Pull every line that holds the word "SILVA" from the entries.
+ + + + + + +
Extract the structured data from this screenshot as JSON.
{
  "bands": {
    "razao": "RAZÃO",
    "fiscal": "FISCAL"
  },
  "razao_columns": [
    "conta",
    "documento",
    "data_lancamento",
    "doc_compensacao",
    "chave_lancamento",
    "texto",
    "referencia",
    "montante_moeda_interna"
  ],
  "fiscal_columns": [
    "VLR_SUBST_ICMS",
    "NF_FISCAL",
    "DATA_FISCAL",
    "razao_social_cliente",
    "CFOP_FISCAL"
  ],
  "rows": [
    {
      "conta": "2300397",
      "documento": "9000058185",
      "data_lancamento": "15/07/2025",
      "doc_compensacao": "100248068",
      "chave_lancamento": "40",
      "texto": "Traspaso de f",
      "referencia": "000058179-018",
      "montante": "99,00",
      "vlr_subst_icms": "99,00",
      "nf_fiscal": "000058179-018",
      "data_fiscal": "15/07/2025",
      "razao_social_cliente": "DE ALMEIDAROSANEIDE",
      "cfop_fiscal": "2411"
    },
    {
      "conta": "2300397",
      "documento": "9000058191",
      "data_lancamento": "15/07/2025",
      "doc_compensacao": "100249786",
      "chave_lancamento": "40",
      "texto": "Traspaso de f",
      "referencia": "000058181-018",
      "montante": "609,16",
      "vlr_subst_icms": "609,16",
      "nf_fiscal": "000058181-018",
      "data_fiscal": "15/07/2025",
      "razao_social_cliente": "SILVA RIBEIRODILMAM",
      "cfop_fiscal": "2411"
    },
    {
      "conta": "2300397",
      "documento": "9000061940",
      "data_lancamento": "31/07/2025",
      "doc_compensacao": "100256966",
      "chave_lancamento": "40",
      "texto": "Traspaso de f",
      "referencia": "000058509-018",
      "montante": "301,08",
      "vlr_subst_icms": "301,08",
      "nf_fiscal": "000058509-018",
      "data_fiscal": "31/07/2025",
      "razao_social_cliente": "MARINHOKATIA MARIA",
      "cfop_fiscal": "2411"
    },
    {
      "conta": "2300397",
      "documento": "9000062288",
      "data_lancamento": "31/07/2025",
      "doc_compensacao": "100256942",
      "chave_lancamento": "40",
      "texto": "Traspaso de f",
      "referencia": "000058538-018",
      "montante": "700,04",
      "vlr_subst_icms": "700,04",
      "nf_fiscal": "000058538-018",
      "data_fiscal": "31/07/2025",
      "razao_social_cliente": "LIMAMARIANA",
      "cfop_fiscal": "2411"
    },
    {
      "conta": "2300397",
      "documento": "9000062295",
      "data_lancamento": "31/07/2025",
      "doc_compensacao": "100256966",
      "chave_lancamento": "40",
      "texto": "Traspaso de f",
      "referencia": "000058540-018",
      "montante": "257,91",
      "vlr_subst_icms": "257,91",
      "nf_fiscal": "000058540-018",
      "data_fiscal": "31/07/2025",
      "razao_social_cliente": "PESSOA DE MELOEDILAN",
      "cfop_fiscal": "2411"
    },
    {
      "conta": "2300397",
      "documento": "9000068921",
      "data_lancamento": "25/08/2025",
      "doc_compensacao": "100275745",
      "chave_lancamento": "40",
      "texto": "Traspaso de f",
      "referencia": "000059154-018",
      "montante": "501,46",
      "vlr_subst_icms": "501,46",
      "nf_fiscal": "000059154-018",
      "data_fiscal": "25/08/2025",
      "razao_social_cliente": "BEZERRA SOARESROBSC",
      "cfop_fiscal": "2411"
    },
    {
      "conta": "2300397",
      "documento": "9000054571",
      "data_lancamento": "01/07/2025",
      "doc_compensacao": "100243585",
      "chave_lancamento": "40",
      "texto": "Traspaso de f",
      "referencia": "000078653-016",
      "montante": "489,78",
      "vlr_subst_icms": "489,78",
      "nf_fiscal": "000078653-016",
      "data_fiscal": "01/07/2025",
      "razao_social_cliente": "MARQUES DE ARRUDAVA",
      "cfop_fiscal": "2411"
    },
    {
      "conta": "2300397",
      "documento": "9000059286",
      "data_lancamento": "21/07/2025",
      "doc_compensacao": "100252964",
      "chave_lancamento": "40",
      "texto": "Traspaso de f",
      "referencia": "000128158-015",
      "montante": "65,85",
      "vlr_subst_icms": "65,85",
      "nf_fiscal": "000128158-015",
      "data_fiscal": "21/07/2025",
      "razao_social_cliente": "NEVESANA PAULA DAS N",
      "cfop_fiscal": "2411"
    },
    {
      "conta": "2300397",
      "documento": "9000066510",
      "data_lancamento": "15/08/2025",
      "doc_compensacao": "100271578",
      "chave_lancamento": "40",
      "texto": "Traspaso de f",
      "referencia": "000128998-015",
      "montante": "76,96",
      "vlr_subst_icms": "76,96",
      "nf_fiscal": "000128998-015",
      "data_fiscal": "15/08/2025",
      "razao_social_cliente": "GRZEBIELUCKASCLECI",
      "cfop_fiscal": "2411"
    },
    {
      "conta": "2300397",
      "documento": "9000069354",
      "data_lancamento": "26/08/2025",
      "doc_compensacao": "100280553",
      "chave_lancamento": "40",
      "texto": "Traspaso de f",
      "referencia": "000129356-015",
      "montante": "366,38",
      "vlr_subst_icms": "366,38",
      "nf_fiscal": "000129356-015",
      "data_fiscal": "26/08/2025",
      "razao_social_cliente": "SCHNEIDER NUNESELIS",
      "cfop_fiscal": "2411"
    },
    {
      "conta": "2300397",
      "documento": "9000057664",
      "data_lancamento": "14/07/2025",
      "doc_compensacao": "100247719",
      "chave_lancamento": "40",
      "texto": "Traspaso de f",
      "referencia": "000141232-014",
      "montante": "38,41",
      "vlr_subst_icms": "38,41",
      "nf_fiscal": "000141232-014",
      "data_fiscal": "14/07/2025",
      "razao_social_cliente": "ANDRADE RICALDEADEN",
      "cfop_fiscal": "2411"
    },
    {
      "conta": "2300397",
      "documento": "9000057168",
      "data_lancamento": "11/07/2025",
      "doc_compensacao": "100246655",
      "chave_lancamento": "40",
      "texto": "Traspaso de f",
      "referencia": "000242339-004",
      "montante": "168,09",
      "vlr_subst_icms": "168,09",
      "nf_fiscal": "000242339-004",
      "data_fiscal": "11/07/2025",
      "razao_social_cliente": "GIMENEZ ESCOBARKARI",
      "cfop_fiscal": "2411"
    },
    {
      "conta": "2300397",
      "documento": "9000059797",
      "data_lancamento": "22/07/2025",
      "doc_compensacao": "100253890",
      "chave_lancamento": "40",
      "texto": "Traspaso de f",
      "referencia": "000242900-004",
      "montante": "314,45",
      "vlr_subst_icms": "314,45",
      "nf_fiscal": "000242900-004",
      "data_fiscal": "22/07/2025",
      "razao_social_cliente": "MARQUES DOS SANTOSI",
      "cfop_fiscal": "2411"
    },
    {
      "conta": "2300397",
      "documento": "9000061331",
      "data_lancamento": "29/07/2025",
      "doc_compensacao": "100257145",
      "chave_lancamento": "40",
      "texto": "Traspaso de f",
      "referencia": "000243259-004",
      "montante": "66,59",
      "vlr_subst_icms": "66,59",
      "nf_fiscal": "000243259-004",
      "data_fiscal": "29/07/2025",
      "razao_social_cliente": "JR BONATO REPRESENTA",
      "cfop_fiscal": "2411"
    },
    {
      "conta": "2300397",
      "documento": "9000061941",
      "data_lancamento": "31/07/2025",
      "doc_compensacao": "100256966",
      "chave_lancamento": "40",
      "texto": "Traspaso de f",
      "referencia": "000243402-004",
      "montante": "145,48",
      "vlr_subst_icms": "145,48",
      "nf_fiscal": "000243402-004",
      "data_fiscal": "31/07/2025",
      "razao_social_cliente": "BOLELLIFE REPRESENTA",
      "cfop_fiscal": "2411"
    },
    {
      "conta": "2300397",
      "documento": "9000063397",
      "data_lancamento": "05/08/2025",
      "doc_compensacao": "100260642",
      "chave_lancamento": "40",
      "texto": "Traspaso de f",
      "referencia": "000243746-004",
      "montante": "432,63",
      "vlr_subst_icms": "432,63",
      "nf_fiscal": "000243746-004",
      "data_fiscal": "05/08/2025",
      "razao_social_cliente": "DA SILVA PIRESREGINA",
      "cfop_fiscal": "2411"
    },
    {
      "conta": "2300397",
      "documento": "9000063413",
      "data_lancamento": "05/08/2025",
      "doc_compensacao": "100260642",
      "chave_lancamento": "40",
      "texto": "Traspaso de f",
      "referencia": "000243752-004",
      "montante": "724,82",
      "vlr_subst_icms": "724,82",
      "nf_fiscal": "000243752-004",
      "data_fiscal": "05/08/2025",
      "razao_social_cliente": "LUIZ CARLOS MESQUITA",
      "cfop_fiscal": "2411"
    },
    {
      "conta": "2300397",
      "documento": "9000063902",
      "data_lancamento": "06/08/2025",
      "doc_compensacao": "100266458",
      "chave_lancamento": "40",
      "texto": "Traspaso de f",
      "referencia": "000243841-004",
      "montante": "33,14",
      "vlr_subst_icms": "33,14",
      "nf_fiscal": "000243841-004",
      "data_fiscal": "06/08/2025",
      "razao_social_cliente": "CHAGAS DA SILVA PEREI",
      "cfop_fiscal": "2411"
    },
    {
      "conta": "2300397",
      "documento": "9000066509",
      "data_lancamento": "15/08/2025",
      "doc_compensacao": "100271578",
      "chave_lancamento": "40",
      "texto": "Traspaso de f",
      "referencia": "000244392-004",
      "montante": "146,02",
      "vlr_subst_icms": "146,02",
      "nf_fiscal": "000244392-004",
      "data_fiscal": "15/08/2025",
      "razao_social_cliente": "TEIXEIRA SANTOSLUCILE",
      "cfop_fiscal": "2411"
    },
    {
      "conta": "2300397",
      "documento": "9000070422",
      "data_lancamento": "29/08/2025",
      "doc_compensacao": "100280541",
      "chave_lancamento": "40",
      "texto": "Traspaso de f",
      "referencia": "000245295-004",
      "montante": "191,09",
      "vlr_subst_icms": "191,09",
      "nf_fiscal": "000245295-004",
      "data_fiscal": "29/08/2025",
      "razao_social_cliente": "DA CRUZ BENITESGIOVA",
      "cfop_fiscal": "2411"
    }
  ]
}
+ + + + + + +
§ **Problem solution**
      "razao_social_cliente": "SILVA RIBEIRODILMAM",
      "razao_social_cliente": "DA SILVA PIRESREGINA",
      "razao_social_cliente": "CHAGAS DA SILVA PEREI",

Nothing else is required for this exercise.